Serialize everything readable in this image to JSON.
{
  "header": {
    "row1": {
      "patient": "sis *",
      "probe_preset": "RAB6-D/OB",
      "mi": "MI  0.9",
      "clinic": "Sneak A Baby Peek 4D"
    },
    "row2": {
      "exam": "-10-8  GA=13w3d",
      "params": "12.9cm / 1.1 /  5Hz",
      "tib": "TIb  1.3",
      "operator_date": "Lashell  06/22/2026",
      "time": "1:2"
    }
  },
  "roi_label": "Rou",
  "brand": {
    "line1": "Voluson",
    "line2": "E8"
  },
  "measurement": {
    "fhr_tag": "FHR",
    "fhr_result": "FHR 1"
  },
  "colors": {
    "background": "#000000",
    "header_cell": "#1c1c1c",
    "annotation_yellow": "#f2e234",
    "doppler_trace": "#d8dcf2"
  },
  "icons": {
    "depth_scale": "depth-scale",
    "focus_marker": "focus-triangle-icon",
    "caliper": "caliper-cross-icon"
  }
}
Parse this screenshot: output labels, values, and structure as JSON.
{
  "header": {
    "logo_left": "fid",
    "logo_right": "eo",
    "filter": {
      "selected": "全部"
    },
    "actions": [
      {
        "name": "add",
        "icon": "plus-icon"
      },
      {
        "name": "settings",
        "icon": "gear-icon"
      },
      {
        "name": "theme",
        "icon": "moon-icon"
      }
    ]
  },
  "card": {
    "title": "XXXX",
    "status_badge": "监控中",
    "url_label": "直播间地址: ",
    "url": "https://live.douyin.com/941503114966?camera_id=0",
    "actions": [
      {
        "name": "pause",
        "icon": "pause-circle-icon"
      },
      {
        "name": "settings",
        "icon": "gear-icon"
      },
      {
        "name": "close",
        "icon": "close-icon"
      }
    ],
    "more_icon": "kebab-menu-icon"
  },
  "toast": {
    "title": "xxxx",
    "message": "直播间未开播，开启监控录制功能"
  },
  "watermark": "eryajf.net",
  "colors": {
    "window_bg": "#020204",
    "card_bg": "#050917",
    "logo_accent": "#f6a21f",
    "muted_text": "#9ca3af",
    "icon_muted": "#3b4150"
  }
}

============

Make an exact copy of all the data.

Problem solution:
Serialize everything readable in this image to JSON.
{
  "header": {
    "row1": {
      "patient": "sis *",
      "probe_preset": "RAB6-D/OB",
      "mi": "MI  0.9",
      "clinic": "Sneak A Baby Peek 4D"
    },
    "row2": {
      "exam": "-10-8  GA=13w3d",
      "params": "12.9cm / 1.1 /  5Hz",
      "tib": "TIb  1.3",
      "operator_date": "Lashell  06/22/2026",
      "time": "1:2"
    }
  },
  "roi_label": "Rou",
  "brand": {
    "line1": "Voluson",
    "line2": "E8"
  },
  "measurement": {
    "fhr_tag": "FHR",
    "fhr_result": "FHR 1"
  },
  "colors": {
    "background": "#000000",
    "header_cell": "#1c1c1c",
    "annotation_yellow": "#f2e234",
    "doppler_trace": "#d8dcf2"
  },
  "icons": {
    "depth_scale": "depth-scale",
    "focus_marker": "focus-triangle-icon",
    "caliper": "caliper-cross-icon"
  }
}
Parse this screenshot: output labels, values, and structure as JSON.
{
  "header": {
    "logo_left": "fid",
    "logo_right": "eo",
    "filter": {
      "selected": "全部"
    },
    "actions": [
      {
        "name": "add",
        "icon": "plus-icon"
      },
      {
        "name": "settings",
        "icon": "gear-icon"
      },
      {
        "name": "theme",
        "icon": "moon-icon"
      }
    ]
  },
  "card": {
    "title": "XXXX",
    "status_badge": "监控中",
    "url_label": "直播间地址: ",
    "url": "https://live.douyin.com/941503114966?camera_id=0",
    "actions": [
      {
        "name": "pause",
        "icon": "pause-circle-icon"
      },
      {
        "name": "settings",
        "icon": "gear-icon"
      },
      {
        "name": "close",
        "icon": "close-icon"
      }
    ],
    "more_icon": "kebab-menu-icon"
  },
  "toast": {
    "title": "xxxx",
    "message": "直播间未开播，开启监控录制功能"
  },
  "watermark": "eryajf.net",
  "colors": {
    "window_bg": "#020204",
    "card_bg": "#050917",
    "logo_accent": "#f6a21f",
    "muted_text": "#9ca3af",
    "icon_muted": "#3b4150"
  }
}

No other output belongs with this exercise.